* start *
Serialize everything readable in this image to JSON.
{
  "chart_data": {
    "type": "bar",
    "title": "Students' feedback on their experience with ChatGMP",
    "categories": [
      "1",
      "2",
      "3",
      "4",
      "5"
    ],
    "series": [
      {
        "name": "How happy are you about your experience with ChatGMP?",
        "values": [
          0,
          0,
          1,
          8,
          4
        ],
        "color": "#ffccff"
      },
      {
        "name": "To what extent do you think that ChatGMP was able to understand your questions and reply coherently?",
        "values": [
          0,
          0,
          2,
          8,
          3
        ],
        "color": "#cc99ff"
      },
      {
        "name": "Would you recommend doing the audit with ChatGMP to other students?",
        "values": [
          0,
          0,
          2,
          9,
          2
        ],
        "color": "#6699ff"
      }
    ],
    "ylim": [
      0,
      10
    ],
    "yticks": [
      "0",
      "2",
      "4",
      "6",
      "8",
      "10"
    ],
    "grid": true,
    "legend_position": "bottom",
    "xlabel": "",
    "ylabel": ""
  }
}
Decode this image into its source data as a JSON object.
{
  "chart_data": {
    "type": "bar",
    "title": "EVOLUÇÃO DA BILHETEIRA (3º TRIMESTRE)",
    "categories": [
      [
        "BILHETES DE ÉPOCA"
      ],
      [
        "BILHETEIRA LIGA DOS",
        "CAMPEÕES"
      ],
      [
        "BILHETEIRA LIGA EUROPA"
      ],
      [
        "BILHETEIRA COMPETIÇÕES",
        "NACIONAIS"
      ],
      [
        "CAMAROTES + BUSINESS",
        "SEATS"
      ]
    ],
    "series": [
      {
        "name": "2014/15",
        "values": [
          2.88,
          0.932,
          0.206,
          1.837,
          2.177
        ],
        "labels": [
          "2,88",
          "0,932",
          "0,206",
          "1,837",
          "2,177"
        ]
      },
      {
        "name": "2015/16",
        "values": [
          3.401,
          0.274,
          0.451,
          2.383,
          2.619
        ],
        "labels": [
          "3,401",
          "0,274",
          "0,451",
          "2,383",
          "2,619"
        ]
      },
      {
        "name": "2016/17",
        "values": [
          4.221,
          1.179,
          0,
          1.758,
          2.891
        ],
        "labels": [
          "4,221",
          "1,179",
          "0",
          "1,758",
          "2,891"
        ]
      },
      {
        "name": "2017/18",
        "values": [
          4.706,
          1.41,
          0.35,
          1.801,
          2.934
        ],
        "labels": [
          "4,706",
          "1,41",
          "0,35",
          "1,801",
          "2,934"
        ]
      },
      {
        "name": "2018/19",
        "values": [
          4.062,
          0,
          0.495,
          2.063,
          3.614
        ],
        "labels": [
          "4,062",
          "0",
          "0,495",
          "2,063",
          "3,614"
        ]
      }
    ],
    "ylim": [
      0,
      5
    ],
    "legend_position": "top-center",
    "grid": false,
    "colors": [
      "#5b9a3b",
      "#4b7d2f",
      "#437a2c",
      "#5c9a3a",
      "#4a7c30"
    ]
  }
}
* end *
Write out every line of the preceding listing that contains "JSON".

Right answer —
Serialize everything readable in this image to JSON.
Decode this image into its source data as a JSON object.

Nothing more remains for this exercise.